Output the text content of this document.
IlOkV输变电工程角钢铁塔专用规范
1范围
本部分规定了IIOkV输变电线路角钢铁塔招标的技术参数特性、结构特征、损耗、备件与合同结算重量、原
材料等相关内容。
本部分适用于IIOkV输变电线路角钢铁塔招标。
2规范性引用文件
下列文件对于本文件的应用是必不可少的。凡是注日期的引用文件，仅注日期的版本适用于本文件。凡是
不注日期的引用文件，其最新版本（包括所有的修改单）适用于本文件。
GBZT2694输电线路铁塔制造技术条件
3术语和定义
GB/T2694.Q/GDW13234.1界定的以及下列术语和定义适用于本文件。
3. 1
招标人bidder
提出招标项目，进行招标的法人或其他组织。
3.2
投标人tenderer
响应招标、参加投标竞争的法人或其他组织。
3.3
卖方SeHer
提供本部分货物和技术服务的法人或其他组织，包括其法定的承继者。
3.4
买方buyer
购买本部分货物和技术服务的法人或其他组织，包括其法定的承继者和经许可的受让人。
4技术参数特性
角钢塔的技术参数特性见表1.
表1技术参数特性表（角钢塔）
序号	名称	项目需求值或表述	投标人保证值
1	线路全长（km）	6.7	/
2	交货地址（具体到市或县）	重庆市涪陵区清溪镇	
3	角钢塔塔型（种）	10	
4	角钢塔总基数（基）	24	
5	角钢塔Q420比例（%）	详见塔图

****

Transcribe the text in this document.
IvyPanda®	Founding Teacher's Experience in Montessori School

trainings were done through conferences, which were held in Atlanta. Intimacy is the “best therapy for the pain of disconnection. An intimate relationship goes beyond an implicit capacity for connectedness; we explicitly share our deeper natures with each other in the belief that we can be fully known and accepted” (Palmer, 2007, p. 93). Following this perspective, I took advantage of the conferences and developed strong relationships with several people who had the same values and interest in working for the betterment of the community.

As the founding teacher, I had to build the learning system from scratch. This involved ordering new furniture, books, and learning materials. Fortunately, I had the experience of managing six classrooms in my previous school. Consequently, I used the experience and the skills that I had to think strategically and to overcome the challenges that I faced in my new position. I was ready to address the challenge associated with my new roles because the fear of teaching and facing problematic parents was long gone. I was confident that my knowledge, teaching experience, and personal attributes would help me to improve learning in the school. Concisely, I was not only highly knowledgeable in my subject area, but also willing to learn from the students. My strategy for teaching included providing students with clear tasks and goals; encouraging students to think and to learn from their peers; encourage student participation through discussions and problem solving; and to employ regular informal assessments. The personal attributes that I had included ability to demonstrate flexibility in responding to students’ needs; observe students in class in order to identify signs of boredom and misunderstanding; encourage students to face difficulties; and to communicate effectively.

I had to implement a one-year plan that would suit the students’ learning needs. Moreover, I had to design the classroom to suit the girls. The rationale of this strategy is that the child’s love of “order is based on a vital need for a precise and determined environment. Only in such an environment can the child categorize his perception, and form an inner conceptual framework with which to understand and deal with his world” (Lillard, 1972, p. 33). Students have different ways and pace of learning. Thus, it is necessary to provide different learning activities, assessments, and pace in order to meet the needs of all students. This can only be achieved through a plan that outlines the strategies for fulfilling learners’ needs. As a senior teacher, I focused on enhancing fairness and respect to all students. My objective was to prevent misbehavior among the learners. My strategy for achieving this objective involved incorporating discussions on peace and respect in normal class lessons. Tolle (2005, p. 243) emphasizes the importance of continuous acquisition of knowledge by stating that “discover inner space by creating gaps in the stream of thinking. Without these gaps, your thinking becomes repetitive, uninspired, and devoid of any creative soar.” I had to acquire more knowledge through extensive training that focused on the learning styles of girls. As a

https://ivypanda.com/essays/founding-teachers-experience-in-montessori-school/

****

Check every line of the data, and copy the ones that contain "document".

Output the text content of this document.
Transcribe the text in this document.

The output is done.